**Task instructions**
Look through the listing and locate every line containing the word "title"; copy those lines.

=== Records shown ===

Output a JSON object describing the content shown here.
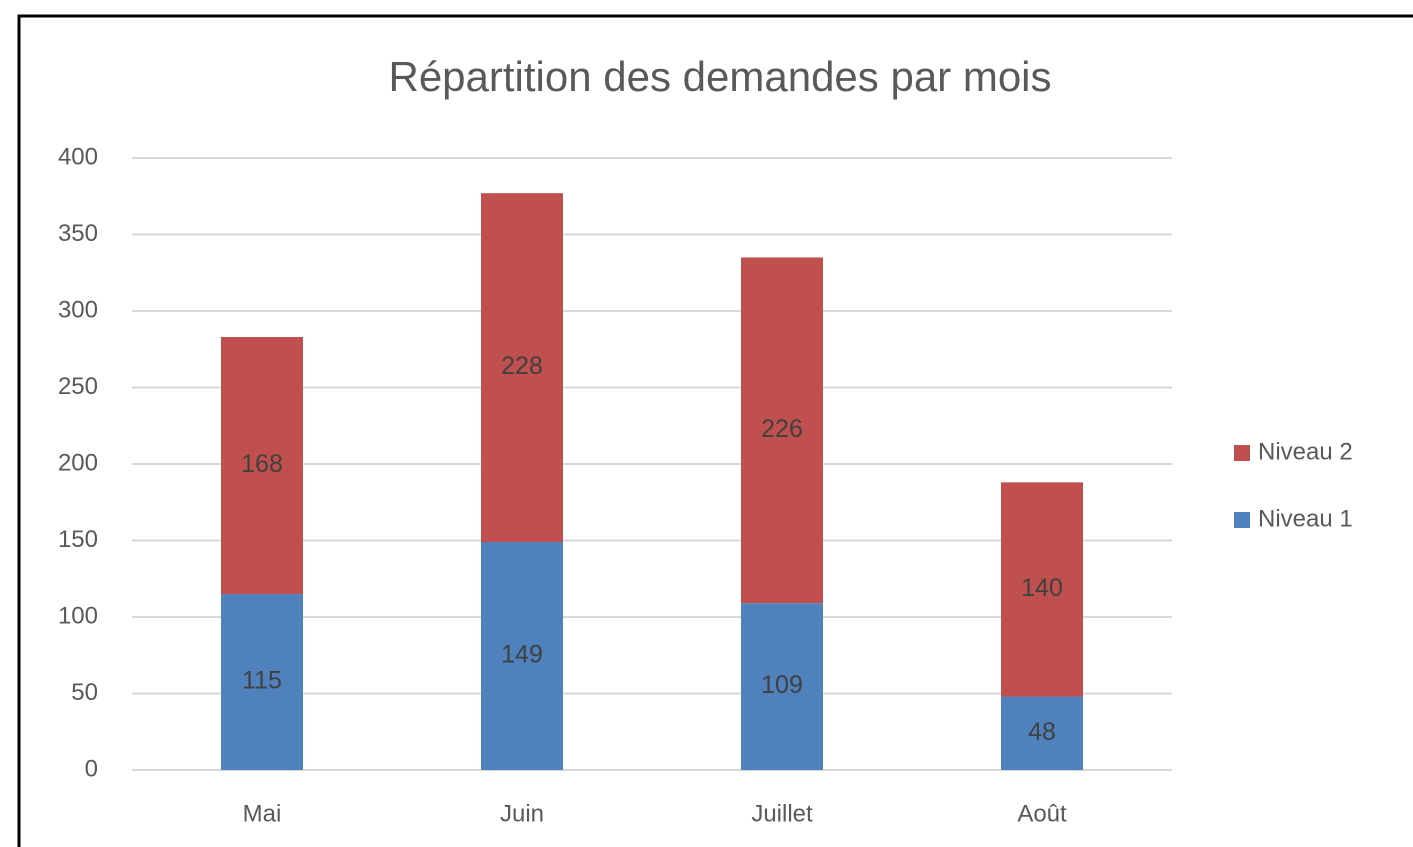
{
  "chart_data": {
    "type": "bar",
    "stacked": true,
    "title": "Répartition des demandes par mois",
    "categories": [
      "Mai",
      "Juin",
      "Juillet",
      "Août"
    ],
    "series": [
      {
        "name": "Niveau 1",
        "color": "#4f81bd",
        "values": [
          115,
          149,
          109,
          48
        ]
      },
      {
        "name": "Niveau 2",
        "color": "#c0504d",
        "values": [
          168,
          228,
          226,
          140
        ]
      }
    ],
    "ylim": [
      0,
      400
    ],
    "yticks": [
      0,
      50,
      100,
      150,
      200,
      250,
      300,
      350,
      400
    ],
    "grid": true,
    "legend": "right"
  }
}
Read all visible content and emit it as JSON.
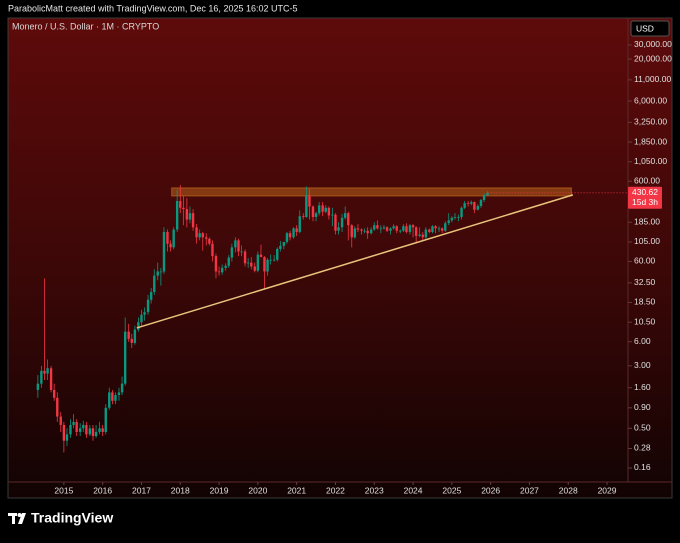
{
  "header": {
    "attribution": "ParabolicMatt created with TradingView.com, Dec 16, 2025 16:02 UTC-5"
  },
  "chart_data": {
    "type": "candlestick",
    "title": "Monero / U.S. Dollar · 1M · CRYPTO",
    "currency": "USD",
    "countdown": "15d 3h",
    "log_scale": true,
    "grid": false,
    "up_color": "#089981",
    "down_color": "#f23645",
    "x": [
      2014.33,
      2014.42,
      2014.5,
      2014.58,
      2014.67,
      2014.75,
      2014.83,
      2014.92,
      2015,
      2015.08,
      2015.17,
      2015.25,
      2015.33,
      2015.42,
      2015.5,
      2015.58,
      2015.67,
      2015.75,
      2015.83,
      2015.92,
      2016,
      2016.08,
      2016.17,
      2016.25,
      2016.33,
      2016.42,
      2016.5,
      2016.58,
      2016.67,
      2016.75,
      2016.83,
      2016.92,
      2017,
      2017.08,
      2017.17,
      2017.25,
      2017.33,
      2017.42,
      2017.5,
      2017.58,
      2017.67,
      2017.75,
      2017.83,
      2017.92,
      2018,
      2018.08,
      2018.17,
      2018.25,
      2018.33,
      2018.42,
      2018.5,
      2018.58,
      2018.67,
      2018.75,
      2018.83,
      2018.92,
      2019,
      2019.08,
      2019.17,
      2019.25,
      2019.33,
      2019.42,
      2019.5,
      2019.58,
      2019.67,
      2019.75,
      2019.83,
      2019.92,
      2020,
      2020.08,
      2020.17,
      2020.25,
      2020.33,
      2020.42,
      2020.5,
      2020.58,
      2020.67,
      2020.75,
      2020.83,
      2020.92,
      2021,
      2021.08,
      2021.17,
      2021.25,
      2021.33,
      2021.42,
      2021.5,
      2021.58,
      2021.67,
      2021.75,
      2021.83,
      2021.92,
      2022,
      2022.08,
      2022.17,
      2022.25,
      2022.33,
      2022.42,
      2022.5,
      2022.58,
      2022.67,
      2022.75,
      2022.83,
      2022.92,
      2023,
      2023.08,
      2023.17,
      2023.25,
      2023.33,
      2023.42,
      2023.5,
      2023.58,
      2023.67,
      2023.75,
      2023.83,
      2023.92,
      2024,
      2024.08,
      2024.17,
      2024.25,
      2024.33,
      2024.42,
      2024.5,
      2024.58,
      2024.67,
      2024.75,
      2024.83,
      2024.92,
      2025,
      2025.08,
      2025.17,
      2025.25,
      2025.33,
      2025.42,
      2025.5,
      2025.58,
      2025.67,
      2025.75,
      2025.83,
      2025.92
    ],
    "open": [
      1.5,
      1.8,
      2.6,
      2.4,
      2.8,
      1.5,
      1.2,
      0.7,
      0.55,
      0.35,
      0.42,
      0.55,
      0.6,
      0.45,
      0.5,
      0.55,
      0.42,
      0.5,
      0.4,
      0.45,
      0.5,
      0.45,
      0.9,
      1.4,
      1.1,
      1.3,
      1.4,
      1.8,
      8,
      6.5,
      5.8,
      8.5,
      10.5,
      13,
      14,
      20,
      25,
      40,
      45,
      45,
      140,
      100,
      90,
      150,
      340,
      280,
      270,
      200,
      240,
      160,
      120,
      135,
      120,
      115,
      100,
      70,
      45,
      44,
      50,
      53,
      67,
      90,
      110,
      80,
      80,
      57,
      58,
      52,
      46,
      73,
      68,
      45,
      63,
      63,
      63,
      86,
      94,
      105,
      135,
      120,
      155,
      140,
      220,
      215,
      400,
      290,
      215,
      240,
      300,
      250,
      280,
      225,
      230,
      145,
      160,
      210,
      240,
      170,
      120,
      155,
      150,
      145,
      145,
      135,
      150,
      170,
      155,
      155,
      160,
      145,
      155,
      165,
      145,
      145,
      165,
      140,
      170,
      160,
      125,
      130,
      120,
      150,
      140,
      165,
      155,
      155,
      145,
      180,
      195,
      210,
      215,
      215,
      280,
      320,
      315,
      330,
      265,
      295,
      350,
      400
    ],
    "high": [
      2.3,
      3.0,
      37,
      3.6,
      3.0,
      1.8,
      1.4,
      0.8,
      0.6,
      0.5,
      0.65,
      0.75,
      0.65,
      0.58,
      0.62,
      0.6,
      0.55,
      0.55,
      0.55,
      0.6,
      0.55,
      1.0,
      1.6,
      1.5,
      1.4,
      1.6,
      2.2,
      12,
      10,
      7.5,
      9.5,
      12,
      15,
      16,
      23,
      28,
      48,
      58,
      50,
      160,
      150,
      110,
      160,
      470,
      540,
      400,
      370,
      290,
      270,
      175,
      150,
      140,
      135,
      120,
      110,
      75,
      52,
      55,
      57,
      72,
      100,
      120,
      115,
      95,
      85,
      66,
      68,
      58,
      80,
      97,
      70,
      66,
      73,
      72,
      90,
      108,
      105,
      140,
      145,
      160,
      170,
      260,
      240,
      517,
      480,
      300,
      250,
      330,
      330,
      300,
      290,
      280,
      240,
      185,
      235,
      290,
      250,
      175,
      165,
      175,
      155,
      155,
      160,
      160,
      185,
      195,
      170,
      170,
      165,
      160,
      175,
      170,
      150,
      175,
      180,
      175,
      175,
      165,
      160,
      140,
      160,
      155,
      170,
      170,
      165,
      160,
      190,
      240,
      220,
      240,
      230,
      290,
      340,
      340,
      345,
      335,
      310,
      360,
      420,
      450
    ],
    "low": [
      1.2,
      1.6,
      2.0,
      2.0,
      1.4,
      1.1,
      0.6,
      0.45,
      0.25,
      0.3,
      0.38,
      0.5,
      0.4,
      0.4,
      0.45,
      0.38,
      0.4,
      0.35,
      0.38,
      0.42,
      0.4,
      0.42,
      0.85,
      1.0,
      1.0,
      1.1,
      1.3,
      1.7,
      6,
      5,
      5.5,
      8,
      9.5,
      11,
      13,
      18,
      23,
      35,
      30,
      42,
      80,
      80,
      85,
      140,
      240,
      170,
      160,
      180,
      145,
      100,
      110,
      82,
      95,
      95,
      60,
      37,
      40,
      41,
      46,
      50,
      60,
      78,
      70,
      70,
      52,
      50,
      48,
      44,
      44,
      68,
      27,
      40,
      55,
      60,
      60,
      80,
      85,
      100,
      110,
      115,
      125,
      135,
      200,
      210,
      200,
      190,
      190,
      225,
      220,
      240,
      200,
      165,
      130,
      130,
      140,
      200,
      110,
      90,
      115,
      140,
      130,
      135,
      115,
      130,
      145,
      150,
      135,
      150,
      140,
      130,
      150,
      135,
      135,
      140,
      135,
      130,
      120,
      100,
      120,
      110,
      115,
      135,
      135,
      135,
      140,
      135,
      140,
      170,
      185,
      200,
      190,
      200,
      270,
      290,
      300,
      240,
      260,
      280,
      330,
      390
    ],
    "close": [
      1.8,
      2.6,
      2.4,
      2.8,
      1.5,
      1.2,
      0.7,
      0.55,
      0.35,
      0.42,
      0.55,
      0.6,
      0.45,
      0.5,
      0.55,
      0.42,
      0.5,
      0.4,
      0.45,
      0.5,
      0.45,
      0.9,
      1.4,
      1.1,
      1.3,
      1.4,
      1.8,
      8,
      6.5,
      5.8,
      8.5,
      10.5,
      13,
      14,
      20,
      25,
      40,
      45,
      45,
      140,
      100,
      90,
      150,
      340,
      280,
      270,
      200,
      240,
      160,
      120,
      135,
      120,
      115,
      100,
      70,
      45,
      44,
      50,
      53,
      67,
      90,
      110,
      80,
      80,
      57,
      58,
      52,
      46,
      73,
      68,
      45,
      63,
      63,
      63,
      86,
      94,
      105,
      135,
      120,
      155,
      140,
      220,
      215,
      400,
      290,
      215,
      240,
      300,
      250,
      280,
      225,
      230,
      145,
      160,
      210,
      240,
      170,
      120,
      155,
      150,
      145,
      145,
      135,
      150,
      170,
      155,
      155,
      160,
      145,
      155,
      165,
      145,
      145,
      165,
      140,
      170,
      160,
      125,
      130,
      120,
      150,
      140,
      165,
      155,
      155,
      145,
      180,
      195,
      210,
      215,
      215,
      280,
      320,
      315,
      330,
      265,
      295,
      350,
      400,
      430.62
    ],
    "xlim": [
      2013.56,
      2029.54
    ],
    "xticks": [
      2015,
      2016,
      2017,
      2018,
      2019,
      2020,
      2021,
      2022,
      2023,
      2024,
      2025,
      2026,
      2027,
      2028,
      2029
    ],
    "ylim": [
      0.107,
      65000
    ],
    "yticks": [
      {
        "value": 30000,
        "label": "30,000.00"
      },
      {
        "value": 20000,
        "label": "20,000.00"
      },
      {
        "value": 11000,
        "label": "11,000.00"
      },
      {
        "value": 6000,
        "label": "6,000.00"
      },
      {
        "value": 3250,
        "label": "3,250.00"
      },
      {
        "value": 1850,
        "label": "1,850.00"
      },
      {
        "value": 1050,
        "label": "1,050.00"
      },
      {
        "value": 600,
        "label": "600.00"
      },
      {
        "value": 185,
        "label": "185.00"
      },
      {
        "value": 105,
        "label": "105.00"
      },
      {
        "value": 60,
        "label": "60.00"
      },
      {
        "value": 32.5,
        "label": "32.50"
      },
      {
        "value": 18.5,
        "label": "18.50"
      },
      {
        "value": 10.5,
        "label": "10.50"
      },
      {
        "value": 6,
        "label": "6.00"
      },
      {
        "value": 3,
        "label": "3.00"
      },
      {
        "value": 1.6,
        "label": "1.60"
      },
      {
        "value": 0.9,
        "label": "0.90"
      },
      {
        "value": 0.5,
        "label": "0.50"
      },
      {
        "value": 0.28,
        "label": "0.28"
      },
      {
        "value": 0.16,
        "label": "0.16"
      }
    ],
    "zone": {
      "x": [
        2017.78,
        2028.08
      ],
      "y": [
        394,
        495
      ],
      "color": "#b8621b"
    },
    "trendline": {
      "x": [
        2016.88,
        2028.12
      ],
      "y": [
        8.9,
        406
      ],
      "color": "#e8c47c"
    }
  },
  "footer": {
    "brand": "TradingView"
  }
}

===

**Task answer**
    "title": "Répartition des demandes par mois",
    "title": "Monero / U.S. Dollar · 1M · CRYPTO",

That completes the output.